_The exercise_
Give the data a second time, exactly and in full.

[Records contained in a dataset]
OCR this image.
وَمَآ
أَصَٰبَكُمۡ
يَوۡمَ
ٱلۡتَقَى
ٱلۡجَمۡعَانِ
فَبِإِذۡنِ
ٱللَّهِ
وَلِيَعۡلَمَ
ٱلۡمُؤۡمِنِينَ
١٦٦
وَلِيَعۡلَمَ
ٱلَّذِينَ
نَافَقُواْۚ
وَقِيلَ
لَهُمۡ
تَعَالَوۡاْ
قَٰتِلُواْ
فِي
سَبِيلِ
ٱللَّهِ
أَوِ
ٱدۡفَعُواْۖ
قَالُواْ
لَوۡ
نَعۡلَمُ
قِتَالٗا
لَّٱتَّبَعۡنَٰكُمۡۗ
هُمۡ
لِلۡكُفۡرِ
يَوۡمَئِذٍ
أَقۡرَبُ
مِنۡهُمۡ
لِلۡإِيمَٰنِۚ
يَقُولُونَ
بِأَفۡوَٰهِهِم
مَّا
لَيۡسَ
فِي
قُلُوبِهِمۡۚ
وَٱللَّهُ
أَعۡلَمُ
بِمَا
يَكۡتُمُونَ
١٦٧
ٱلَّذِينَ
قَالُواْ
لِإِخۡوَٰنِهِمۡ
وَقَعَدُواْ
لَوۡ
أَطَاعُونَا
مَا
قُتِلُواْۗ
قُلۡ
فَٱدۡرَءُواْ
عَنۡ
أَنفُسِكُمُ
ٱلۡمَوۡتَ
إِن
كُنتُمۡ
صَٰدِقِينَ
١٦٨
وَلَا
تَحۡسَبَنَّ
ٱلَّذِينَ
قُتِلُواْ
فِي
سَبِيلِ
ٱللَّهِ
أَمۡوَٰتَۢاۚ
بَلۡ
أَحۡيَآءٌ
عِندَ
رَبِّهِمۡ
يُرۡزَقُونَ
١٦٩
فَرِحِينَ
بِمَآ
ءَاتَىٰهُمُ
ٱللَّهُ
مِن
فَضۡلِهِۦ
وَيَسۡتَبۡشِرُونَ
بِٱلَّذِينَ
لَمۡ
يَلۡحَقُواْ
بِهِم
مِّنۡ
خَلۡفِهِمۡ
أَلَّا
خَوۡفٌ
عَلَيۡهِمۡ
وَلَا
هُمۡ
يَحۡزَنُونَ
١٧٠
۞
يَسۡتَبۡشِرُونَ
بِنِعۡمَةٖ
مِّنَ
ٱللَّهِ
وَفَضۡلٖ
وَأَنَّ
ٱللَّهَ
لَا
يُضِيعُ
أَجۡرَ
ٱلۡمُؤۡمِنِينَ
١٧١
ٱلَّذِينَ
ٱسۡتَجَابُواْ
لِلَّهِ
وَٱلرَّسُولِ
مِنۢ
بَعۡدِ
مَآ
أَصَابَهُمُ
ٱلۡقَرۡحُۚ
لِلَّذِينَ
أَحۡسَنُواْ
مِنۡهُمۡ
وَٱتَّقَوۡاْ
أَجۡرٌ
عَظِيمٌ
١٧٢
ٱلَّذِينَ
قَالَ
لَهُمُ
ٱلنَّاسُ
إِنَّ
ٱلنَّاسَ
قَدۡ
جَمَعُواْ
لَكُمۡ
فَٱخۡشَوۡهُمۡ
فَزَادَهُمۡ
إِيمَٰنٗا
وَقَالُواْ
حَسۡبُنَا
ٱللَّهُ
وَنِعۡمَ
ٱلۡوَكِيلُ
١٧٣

_Reply to the exercise_
OCR this image.
وَمَآ
أَصَٰبَكُمۡ
يَوۡمَ
ٱلۡتَقَى
ٱلۡجَمۡعَانِ
فَبِإِذۡنِ
ٱللَّهِ
وَلِيَعۡلَمَ
ٱلۡمُؤۡمِنِينَ
١٦٦
وَلِيَعۡلَمَ
ٱلَّذِينَ
نَافَقُواْۚ
وَقِيلَ
لَهُمۡ
تَعَالَوۡاْ
قَٰتِلُواْ
فِي
سَبِيلِ
ٱللَّهِ
أَوِ
ٱدۡفَعُواْۖ
قَالُواْ
لَوۡ
نَعۡلَمُ
قِتَالٗا
لَّٱتَّبَعۡنَٰكُمۡۗ
هُمۡ
لِلۡكُفۡرِ
يَوۡمَئِذٍ
أَقۡرَبُ
مِنۡهُمۡ
لِلۡإِيمَٰنِۚ
يَقُولُونَ
بِأَفۡوَٰهِهِم
مَّا
لَيۡسَ
فِي
قُلُوبِهِمۡۚ
وَٱللَّهُ
أَعۡلَمُ
بِمَا
يَكۡتُمُونَ
١٦٧
ٱلَّذِينَ
قَالُواْ
لِإِخۡوَٰنِهِمۡ
وَقَعَدُواْ
لَوۡ
أَطَاعُونَا
مَا
قُتِلُواْۗ
قُلۡ
فَٱدۡرَءُواْ
عَنۡ
أَنفُسِكُمُ
ٱلۡمَوۡتَ
إِن
كُنتُمۡ
صَٰدِقِينَ
١٦٨
وَلَا
تَحۡسَبَنَّ
ٱلَّذِينَ
قُتِلُواْ
فِي
سَبِيلِ
ٱللَّهِ
أَمۡوَٰتَۢاۚ
بَلۡ
أَحۡيَآءٌ
عِندَ
رَبِّهِمۡ
يُرۡزَقُونَ
١٦٩
فَرِحِينَ
بِمَآ
ءَاتَىٰهُمُ
ٱللَّهُ
مِن
فَضۡلِهِۦ
وَيَسۡتَبۡشِرُونَ
بِٱلَّذِينَ
لَمۡ
يَلۡحَقُواْ
بِهِم
مِّنۡ
خَلۡفِهِمۡ
أَلَّا
خَوۡفٌ
عَلَيۡهِمۡ
وَلَا
هُمۡ
يَحۡزَنُونَ
١٧٠
۞
يَسۡتَبۡشِرُونَ
بِنِعۡمَةٖ
مِّنَ
ٱللَّهِ
وَفَضۡلٖ
وَأَنَّ
ٱللَّهَ
لَا
يُضِيعُ
أَجۡرَ
ٱلۡمُؤۡمِنِينَ
١٧١
ٱلَّذِينَ
ٱسۡتَجَابُواْ
لِلَّهِ
وَٱلرَّسُولِ
مِنۢ
بَعۡدِ
مَآ
أَصَابَهُمُ
ٱلۡقَرۡحُۚ
لِلَّذِينَ
أَحۡسَنُواْ
مِنۡهُمۡ
وَٱتَّقَوۡاْ
أَجۡرٌ
عَظِيمٌ
١٧٢
ٱلَّذِينَ
قَالَ
لَهُمُ
ٱلنَّاسُ
إِنَّ
ٱلنَّاسَ
قَدۡ
جَمَعُواْ
لَكُمۡ
فَٱخۡشَوۡهُمۡ
فَزَادَهُمۡ
إِيمَٰنٗا
وَقَالُواْ
حَسۡبُنَا
ٱللَّهُ
وَنِعۡمَ
ٱلۡوَكِيلُ
١٧٣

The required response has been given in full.